What this task involves
Return every record verbatim.

Material for the task
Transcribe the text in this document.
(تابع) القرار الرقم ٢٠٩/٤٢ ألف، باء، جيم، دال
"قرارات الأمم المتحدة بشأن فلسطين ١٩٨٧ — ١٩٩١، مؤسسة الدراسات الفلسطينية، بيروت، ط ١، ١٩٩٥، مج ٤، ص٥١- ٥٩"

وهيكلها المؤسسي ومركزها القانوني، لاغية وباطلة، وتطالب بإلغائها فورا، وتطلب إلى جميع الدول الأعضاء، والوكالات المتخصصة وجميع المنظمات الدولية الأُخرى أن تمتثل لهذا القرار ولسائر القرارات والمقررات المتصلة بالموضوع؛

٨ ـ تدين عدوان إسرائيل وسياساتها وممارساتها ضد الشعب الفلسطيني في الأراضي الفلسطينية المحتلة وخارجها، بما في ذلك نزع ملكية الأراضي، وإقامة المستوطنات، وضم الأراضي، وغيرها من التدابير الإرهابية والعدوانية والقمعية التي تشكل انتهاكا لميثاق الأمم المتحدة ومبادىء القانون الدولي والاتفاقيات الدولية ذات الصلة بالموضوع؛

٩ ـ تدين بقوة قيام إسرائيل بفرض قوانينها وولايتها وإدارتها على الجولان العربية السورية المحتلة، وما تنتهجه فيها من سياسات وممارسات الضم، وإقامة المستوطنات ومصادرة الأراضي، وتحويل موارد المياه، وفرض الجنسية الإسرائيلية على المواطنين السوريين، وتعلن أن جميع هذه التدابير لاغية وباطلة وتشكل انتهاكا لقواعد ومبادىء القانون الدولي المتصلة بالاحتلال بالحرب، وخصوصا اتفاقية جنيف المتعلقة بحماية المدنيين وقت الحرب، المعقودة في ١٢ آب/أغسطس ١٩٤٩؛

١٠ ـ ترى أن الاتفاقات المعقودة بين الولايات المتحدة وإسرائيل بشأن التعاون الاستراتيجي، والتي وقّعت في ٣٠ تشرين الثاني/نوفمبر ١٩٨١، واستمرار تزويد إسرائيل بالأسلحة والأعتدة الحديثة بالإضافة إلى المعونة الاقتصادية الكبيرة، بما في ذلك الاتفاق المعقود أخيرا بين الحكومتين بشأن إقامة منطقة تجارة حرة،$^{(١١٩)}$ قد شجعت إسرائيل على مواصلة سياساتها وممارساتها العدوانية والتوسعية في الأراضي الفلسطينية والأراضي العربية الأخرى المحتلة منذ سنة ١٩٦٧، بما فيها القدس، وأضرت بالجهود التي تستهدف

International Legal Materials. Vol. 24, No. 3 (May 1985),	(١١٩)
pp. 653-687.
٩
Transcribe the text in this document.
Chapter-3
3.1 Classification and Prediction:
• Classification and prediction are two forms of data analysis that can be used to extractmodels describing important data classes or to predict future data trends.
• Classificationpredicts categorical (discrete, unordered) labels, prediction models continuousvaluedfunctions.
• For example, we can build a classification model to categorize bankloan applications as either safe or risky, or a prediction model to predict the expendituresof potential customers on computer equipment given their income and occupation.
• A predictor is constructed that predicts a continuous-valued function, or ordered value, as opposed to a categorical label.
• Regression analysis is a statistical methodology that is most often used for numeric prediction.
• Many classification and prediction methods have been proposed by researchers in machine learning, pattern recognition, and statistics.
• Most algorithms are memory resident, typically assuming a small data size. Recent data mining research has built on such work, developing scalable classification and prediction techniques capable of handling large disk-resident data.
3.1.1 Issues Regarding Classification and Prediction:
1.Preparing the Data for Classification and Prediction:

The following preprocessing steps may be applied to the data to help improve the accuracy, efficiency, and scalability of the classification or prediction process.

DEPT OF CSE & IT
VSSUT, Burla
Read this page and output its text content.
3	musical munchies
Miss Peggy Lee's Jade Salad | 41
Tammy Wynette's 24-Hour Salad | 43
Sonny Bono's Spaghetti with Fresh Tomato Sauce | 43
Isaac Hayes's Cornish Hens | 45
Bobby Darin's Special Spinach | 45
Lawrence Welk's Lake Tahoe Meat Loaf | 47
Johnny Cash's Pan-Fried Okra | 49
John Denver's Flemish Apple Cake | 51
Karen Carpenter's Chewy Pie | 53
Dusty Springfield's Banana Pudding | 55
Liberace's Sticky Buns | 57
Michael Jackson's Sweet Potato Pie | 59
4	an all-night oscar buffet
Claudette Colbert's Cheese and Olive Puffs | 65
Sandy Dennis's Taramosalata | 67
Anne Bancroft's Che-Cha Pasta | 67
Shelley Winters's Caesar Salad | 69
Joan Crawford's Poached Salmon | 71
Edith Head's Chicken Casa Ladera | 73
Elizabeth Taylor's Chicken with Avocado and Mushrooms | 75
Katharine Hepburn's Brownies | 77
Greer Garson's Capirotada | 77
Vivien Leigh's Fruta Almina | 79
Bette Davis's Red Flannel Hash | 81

Task solution
Transcribe the text in this document.
(تابع) القرار الرقم ٢٠٩/٤٢ ألف، باء، جيم، دال
"قرارات الأمم المتحدة بشأن فلسطين ١٩٨٧ — ١٩٩١، مؤسسة الدراسات الفلسطينية، بيروت، ط ١، ١٩٩٥، مج ٤، ص٥١- ٥٩"

وهيكلها المؤسسي ومركزها القانوني، لاغية وباطلة، وتطالب بإلغائها فورا، وتطلب إلى جميع الدول الأعضاء، والوكالات المتخصصة وجميع المنظمات الدولية الأُخرى أن تمتثل لهذا القرار ولسائر القرارات والمقررات المتصلة بالموضوع؛

٨ ـ تدين عدوان إسرائيل وسياساتها وممارساتها ضد الشعب الفلسطيني في الأراضي الفلسطينية المحتلة وخارجها، بما في ذلك نزع ملكية الأراضي، وإقامة المستوطنات، وضم الأراضي، وغيرها من التدابير الإرهابية والعدوانية والقمعية التي تشكل انتهاكا لميثاق الأمم المتحدة ومبادىء القانون الدولي والاتفاقيات الدولية ذات الصلة بالموضوع؛

٩ ـ تدين بقوة قيام إسرائيل بفرض قوانينها وولايتها وإدارتها على الجولان العربية السورية المحتلة، وما تنتهجه فيها من سياسات وممارسات الضم، وإقامة المستوطنات ومصادرة الأراضي، وتحويل موارد المياه، وفرض الجنسية الإسرائيلية على المواطنين السوريين، وتعلن أن جميع هذه التدابير لاغية وباطلة وتشكل انتهاكا لقواعد ومبادىء القانون الدولي المتصلة بالاحتلال بالحرب، وخصوصا اتفاقية جنيف المتعلقة بحماية المدنيين وقت الحرب، المعقودة في ١٢ آب/أغسطس ١٩٤٩؛

١٠ ـ ترى أن الاتفاقات المعقودة بين الولايات المتحدة وإسرائيل بشأن التعاون الاستراتيجي، والتي وقّعت في ٣٠ تشرين الثاني/نوفمبر ١٩٨١، واستمرار تزويد إسرائيل بالأسلحة والأعتدة الحديثة بالإضافة إلى المعونة الاقتصادية الكبيرة، بما في ذلك الاتفاق المعقود أخيرا بين الحكومتين بشأن إقامة منطقة تجارة حرة،$^{(١١٩)}$ قد شجعت إسرائيل على مواصلة سياساتها وممارساتها العدوانية والتوسعية في الأراضي الفلسطينية والأراضي العربية الأخرى المحتلة منذ سنة ١٩٦٧، بما فيها القدس، وأضرت بالجهود التي تستهدف

International Legal Materials. Vol. 24, No. 3 (May 1985),	(١١٩)
pp. 653-687.
٩
Transcribe the text in this document.
Chapter-3
3.1 Classification and Prediction:
• Classification and prediction are two forms of data analysis that can be used to extractmodels describing important data classes or to predict future data trends.
• Classificationpredicts categorical (discrete, unordered) labels, prediction models continuousvaluedfunctions.
• For example, we can build a classification model to categorize bankloan applications as either safe or risky, or a prediction model to predict the expendituresof potential customers on computer equipment given their income and occupation.
• A predictor is constructed that predicts a continuous-valued function, or ordered value, as opposed to a categorical label.
• Regression analysis is a statistical methodology that is most often used for numeric prediction.
• Many classification and prediction methods have been proposed by researchers in machine learning, pattern recognition, and statistics.
• Most algorithms are memory resident, typically assuming a small data size. Recent data mining research has built on such work, developing scalable classification and prediction techniques capable of handling large disk-resident data.
3.1.1 Issues Regarding Classification and Prediction:
1.Preparing the Data for Classification and Prediction:

The following preprocessing steps may be applied to the data to help improve the accuracy, efficiency, and scalability of the classification or prediction process.

DEPT OF CSE & IT
VSSUT, Burla
Read this page and output its text content.
3	musical munchies
Miss Peggy Lee's Jade Salad | 41
Tammy Wynette's 24-Hour Salad | 43
Sonny Bono's Spaghetti with Fresh Tomato Sauce | 43
Isaac Hayes's Cornish Hens | 45
Bobby Darin's Special Spinach | 45
Lawrence Welk's Lake Tahoe Meat Loaf | 47
Johnny Cash's Pan-Fried Okra | 49
John Denver's Flemish Apple Cake | 51
Karen Carpenter's Chewy Pie | 53
Dusty Springfield's Banana Pudding | 55
Liberace's Sticky Buns | 57
Michael Jackson's Sweet Potato Pie | 59
4	an all-night oscar buffet
Claudette Colbert's Cheese and Olive Puffs | 65
Sandy Dennis's Taramosalata | 67
Anne Bancroft's Che-Cha Pasta | 67
Shelley Winters's Caesar Salad | 69
Joan Crawford's Poached Salmon | 71
Edith Head's Chicken Casa Ladera | 73
Elizabeth Taylor's Chicken with Avocado and Mushrooms | 75
Katharine Hepburn's Brownies | 77
Greer Garson's Capirotada | 77
Vivien Leigh's Fruta Almina | 79
Bette Davis's Red Flannel Hash | 81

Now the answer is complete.